▶ _WRITTEN PROBLEM_
Each line that holds the word "Sales" is to be identified and copied.

════════════════════

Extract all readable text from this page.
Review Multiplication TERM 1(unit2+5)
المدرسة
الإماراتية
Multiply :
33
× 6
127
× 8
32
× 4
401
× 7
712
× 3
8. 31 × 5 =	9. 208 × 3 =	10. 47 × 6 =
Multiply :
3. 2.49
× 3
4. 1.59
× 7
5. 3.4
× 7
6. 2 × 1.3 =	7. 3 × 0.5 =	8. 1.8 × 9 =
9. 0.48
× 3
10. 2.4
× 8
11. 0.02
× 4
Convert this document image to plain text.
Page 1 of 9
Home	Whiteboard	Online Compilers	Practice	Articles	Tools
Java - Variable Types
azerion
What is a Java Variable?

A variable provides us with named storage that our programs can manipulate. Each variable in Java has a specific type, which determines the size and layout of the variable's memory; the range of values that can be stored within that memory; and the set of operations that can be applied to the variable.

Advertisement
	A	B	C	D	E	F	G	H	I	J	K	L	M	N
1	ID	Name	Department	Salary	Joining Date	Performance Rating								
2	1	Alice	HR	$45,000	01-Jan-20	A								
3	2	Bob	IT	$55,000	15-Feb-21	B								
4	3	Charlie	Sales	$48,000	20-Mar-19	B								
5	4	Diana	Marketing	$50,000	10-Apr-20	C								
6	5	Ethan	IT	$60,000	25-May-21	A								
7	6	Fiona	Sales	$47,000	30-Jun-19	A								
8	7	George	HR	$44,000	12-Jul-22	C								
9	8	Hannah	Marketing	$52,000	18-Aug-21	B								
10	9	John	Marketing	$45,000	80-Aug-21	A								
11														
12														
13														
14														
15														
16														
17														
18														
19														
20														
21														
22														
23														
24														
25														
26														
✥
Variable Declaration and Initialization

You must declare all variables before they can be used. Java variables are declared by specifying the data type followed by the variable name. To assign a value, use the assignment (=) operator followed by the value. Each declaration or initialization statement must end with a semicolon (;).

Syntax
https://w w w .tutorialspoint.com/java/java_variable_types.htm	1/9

════════════════════

▶ _ANSWER TO THE PROBLEM_
4	3	Charlie	Sales	$48,000	20-Mar-19	B								
7	6	Fiona	Sales	$47,000	30-Jun-19	A								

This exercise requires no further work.